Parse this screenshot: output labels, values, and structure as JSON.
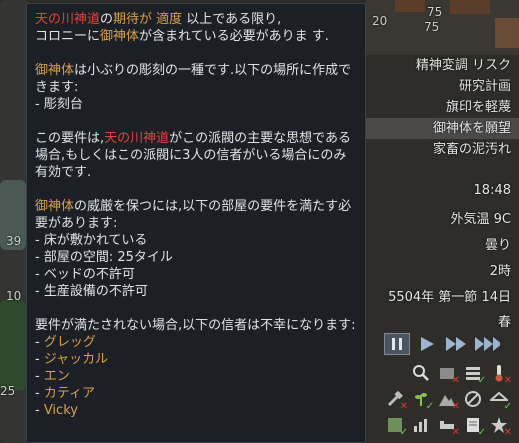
{
  "world": {
    "numbers": [
      "20",
      "75",
      "75",
      "39",
      "10",
      "25"
    ]
  },
  "tooltip": {
    "paragraphs": [
      [
        {
          "text": "天の川神道",
          "color": "red"
        },
        {
          "text": "の",
          "color": ""
        },
        {
          "text": "期待が 適度",
          "color": "gold"
        },
        {
          "text": " 以上である限り,",
          "color": ""
        }
      ]
    ],
    "line1b": "コロニーに",
    "line1c": "御神体",
    "line1d": "が含まれている必要がありま す.",
    "p2a": "御神体",
    "p2b": "は小ぶりの彫刻の一種です.以下の場所に作成できます:",
    "p2c": " - 彫刻台",
    "p3a": "この要件は,",
    "p3b": "天の川神道",
    "p3c": "がこの派閥の主要な思想である場合,もしくはこの派閥に3人の信者がいる場合にのみ有効です.",
    "p4a": "御神体",
    "p4b": "の威厳を保つには,以下の部屋の要件を満たす必要があります:",
    "p4_items": [
      " - 床が敷かれている",
      " - 部屋の空間: 25タイル",
      " - ベッドの不許可",
      " - 生産設備の不許可"
    ],
    "p5": "要件が満たされない場合,以下の信者は不幸になります:",
    "believers": [
      "グレッグ",
      "ジャッカル",
      "エン",
      "カティア",
      "Vicky"
    ],
    "bullet": " - "
  },
  "menu": [
    {
      "label": "精神変調 リスク",
      "active": false
    },
    {
      "label": "研究計画",
      "active": false
    },
    {
      "label": "旗印を軽蔑",
      "active": false
    },
    {
      "label": "御神体を願望",
      "active": true
    },
    {
      "label": "家畜の泥汚れ",
      "active": false
    }
  ],
  "info": {
    "time": "18:48",
    "temperature": "外気温 9C",
    "weather": "曇り",
    "hour": "2時",
    "date": "5504年 第一節 14日",
    "season": "春"
  },
  "icons": [
    [
      "search-icon",
      "area-icon",
      "stack-icon",
      "temperature-icon"
    ],
    [
      "hammer-icon",
      "growing-icon",
      "mountain-icon",
      "globe-icon",
      "roof-icon"
    ],
    [
      "zone-icon",
      "chart-icon",
      "bed-icon",
      "note-icon",
      "beauty-icon"
    ]
  ],
  "colors": {
    "red": "#e4423a",
    "gold": "#d7a04b",
    "tooltip_bg": "#1c2026"
  }
}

- CHALLENGE
All records above are to be printed exactly, minus the pictures they contain.

- WRITTEN SOLUTION
Parse this screenshot: output labels, values, and structure as JSON.
{
  "world": {
    "numbers": [
      "20",
      "75",
      "75",
      "39",
      "10",
      "25"
    ]
  },
  "tooltip": {
    "paragraphs": [
      [
        {
          "text": "天の川神道",
          "color": "red"
        },
        {
          "text": "の",
          "color": ""
        },
        {
          "text": "期待が 適度",
          "color": "gold"
        },
        {
          "text": " 以上である限り,",
          "color": ""
        }
      ]
    ],
    "line1b": "コロニーに",
    "line1c": "御神体",
    "line1d": "が含まれている必要がありま す.",
    "p2a": "御神体",
    "p2b": "は小ぶりの彫刻の一種です.以下の場所に作成できます:",
    "p2c": " - 彫刻台",
    "p3a": "この要件は,",
    "p3b": "天の川神道",
    "p3c": "がこの派閥の主要な思想である場合,もしくはこの派閥に3人の信者がいる場合にのみ有効です.",
    "p4a": "御神体",
    "p4b": "の威厳を保つには,以下の部屋の要件を満たす必要があります:",
    "p4_items": [
      " - 床が敷かれている",
      " - 部屋の空間: 25タイル",
      " - ベッドの不許可",
      " - 生産設備の不許可"
    ],
    "p5": "要件が満たされない場合,以下の信者は不幸になります:",
    "believers": [
      "グレッグ",
      "ジャッカル",
      "エン",
      "カティア",
      "Vicky"
    ],
    "bullet": " - "
  },
  "menu": [
    {
      "label": "精神変調 リスク",
      "active": false
    },
    {
      "label": "研究計画",
      "active": false
    },
    {
      "label": "旗印を軽蔑",
      "active": false
    },
    {
      "label": "御神体を願望",
      "active": true
    },
    {
      "label": "家畜の泥汚れ",
      "active": false
    }
  ],
  "info": {
    "time": "18:48",
    "temperature": "外気温 9C",
    "weather": "曇り",
    "hour": "2時",
    "date": "5504年 第一節 14日",
    "season": "春"
  },
  "icons": [
    [
      "search-icon",
      "area-icon",
      "stack-icon",
      "temperature-icon"
    ],
    [
      "hammer-icon",
      "growing-icon",
      "mountain-icon",
      "globe-icon",
      "roof-icon"
    ],
    [
      "zone-icon",
      "chart-icon",
      "bed-icon",
      "note-icon",
      "beauty-icon"
    ]
  ],
  "colors": {
    "red": "#e4423a",
    "gold": "#d7a04b",
    "tooltip_bg": "#1c2026"
  }
}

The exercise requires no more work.